Items from a dataset:
-- Begin --

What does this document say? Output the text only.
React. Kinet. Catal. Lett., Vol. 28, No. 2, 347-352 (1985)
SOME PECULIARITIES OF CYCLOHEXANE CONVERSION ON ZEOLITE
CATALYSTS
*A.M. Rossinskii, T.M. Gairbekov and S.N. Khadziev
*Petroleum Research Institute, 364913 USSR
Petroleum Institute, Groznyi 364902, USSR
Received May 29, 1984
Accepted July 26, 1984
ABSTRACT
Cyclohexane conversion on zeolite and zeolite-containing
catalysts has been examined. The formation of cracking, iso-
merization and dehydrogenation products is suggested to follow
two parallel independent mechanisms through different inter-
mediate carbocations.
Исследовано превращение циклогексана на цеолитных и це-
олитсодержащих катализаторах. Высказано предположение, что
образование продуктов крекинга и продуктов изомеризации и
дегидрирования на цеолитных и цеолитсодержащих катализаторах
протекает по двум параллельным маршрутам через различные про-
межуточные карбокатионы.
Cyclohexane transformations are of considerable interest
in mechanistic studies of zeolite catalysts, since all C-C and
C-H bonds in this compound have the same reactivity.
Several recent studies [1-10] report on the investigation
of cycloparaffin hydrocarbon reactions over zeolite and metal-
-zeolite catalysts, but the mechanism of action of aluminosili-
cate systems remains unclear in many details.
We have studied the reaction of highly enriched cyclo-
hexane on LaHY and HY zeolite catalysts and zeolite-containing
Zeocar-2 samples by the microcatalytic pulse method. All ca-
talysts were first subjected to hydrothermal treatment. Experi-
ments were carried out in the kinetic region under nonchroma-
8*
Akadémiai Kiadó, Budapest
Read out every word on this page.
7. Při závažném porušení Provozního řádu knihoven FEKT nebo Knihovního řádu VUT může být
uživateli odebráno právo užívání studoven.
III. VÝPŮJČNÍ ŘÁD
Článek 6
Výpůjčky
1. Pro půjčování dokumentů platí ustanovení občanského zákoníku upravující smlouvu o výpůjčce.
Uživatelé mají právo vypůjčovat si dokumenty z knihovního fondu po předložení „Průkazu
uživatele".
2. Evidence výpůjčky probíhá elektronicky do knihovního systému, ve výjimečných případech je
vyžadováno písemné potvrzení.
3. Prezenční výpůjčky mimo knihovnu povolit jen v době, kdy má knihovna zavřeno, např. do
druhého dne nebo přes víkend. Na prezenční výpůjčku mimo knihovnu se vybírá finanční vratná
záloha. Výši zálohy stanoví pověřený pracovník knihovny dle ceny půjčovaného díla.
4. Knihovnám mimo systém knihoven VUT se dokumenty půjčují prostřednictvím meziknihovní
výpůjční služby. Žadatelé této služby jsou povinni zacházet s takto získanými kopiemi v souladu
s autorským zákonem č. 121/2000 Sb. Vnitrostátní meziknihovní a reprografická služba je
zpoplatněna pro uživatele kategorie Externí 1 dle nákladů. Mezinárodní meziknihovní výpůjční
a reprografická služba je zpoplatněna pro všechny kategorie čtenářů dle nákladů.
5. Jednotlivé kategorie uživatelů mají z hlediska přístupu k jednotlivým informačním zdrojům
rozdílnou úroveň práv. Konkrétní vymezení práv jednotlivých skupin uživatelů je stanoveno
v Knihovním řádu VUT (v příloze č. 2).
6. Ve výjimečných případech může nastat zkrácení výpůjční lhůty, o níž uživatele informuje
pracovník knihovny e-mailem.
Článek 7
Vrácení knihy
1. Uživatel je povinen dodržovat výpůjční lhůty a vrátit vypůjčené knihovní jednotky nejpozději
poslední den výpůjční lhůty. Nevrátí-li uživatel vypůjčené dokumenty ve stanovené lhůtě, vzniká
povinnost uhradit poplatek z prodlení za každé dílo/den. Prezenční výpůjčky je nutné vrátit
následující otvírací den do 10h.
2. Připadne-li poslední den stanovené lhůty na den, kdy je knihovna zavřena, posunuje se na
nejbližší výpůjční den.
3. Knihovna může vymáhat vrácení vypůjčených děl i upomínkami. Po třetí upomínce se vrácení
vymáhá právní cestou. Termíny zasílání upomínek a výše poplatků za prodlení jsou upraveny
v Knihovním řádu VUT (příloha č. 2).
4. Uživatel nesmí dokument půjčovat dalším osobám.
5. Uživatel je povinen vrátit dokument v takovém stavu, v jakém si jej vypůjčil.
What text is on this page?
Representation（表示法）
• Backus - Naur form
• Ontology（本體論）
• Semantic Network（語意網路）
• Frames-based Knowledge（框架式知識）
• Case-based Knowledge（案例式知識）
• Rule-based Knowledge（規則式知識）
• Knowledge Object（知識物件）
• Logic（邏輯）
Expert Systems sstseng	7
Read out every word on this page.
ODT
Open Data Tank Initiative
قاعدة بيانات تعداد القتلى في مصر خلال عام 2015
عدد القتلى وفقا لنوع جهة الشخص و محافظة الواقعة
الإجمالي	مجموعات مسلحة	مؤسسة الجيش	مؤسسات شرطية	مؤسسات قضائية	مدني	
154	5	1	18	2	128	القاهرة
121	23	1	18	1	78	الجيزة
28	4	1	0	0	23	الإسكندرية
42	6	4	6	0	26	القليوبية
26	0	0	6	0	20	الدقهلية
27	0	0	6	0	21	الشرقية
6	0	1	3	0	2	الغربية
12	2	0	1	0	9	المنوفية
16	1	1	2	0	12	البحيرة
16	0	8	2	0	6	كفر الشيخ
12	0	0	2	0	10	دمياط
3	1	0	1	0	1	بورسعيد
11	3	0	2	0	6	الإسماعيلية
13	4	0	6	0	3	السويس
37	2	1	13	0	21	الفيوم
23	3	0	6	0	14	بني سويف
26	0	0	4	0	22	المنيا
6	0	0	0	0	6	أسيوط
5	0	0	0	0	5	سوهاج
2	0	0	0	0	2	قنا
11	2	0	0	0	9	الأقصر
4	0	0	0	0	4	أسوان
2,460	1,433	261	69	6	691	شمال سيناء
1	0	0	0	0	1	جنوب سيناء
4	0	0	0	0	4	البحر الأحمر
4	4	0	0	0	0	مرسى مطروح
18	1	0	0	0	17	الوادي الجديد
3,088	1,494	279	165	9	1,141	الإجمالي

-- End --

• _WORK REQUIRED_
Your task is to repeat every line exactly.

• _PROBLEM SOLUTION_
What does this document say? Output the text only.
React. Kinet. Catal. Lett., Vol. 28, No. 2, 347-352 (1985)
SOME PECULIARITIES OF CYCLOHEXANE CONVERSION ON ZEOLITE
CATALYSTS
*A.M. Rossinskii, T.M. Gairbekov and S.N. Khadziev
*Petroleum Research Institute, 364913 USSR
Petroleum Institute, Groznyi 364902, USSR
Received May 29, 1984
Accepted July 26, 1984
ABSTRACT
Cyclohexane conversion on zeolite and zeolite-containing
catalysts has been examined. The formation of cracking, iso-
merization and dehydrogenation products is suggested to follow
two parallel independent mechanisms through different inter-
mediate carbocations.
Исследовано превращение циклогексана на цеолитных и це-
олитсодержащих катализаторах. Высказано предположение, что
образование продуктов крекинга и продуктов изомеризации и
дегидрирования на цеолитных и цеолитсодержащих катализаторах
протекает по двум параллельным маршрутам через различные про-
межуточные карбокатионы.
Cyclohexane transformations are of considerable interest
in mechanistic studies of zeolite catalysts, since all C-C and
C-H bonds in this compound have the same reactivity.
Several recent studies [1-10] report on the investigation
of cycloparaffin hydrocarbon reactions over zeolite and metal-
-zeolite catalysts, but the mechanism of action of aluminosili-
cate systems remains unclear in many details.
We have studied the reaction of highly enriched cyclo-
hexane on LaHY and HY zeolite catalysts and zeolite-containing
Zeocar-2 samples by the microcatalytic pulse method. All ca-
talysts were first subjected to hydrothermal treatment. Experi-
ments were carried out in the kinetic region under nonchroma-
8*
Akadémiai Kiadó, Budapest
Read out every word on this page.
7. Při závažném porušení Provozního řádu knihoven FEKT nebo Knihovního řádu VUT může být
uživateli odebráno právo užívání studoven.
III. VÝPŮJČNÍ ŘÁD
Článek 6
Výpůjčky
1. Pro půjčování dokumentů platí ustanovení občanského zákoníku upravující smlouvu o výpůjčce.
Uživatelé mají právo vypůjčovat si dokumenty z knihovního fondu po předložení „Průkazu
uživatele".
2. Evidence výpůjčky probíhá elektronicky do knihovního systému, ve výjimečných případech je
vyžadováno písemné potvrzení.
3. Prezenční výpůjčky mimo knihovnu povolit jen v době, kdy má knihovna zavřeno, např. do
druhého dne nebo přes víkend. Na prezenční výpůjčku mimo knihovnu se vybírá finanční vratná
záloha. Výši zálohy stanoví pověřený pracovník knihovny dle ceny půjčovaného díla.
4. Knihovnám mimo systém knihoven VUT se dokumenty půjčují prostřednictvím meziknihovní
výpůjční služby. Žadatelé této služby jsou povinni zacházet s takto získanými kopiemi v souladu
s autorským zákonem č. 121/2000 Sb. Vnitrostátní meziknihovní a reprografická služba je
zpoplatněna pro uživatele kategorie Externí 1 dle nákladů. Mezinárodní meziknihovní výpůjční
a reprografická služba je zpoplatněna pro všechny kategorie čtenářů dle nákladů.
5. Jednotlivé kategorie uživatelů mají z hlediska přístupu k jednotlivým informačním zdrojům
rozdílnou úroveň práv. Konkrétní vymezení práv jednotlivých skupin uživatelů je stanoveno
v Knihovním řádu VUT (v příloze č. 2).
6. Ve výjimečných případech může nastat zkrácení výpůjční lhůty, o níž uživatele informuje
pracovník knihovny e-mailem.
Článek 7
Vrácení knihy
1. Uživatel je povinen dodržovat výpůjční lhůty a vrátit vypůjčené knihovní jednotky nejpozději
poslední den výpůjční lhůty. Nevrátí-li uživatel vypůjčené dokumenty ve stanovené lhůtě, vzniká
povinnost uhradit poplatek z prodlení za každé dílo/den. Prezenční výpůjčky je nutné vrátit
následující otvírací den do 10h.
2. Připadne-li poslední den stanovené lhůty na den, kdy je knihovna zavřena, posunuje se na
nejbližší výpůjční den.
3. Knihovna může vymáhat vrácení vypůjčených děl i upomínkami. Po třetí upomínce se vrácení
vymáhá právní cestou. Termíny zasílání upomínek a výše poplatků za prodlení jsou upraveny
v Knihovním řádu VUT (příloha č. 2).
4. Uživatel nesmí dokument půjčovat dalším osobám.
5. Uživatel je povinen vrátit dokument v takovém stavu, v jakém si jej vypůjčil.
What text is on this page?
Representation（表示法）
• Backus - Naur form
• Ontology（本體論）
• Semantic Network（語意網路）
• Frames-based Knowledge（框架式知識）
• Case-based Knowledge（案例式知識）
• Rule-based Knowledge（規則式知識）
• Knowledge Object（知識物件）
• Logic（邏輯）
Expert Systems sstseng	7
Read out every word on this page.
ODT
Open Data Tank Initiative
قاعدة بيانات تعداد القتلى في مصر خلال عام 2015
عدد القتلى وفقا لنوع جهة الشخص و محافظة الواقعة
الإجمالي	مجموعات مسلحة	مؤسسة الجيش	مؤسسات شرطية	مؤسسات قضائية	مدني	
154	5	1	18	2	128	القاهرة
121	23	1	18	1	78	الجيزة
28	4	1	0	0	23	الإسكندرية
42	6	4	6	0	26	القليوبية
26	0	0	6	0	20	الدقهلية
27	0	0	6	0	21	الشرقية
6	0	1	3	0	2	الغربية
12	2	0	1	0	9	المنوفية
16	1	1	2	0	12	البحيرة
16	0	8	2	0	6	كفر الشيخ
12	0	0	2	0	10	دمياط
3	1	0	1	0	1	بورسعيد
11	3	0	2	0	6	الإسماعيلية
13	4	0	6	0	3	السويس
37	2	1	13	0	21	الفيوم
23	3	0	6	0	14	بني سويف
26	0	0	4	0	22	المنيا
6	0	0	0	0	6	أسيوط
5	0	0	0	0	5	سوهاج
2	0	0	0	0	2	قنا
11	2	0	0	0	9	الأقصر
4	0	0	0	0	4	أسوان
2,460	1,433	261	69	6	691	شمال سيناء
1	0	0	0	0	1	جنوب سيناء
4	0	0	0	0	4	البحر الأحمر
4	4	0	0	0	0	مرسى مطروح
18	1	0	0	0	17	الوادي الجديد
3,088	1,494	279	165	9	1,141	الإجمالي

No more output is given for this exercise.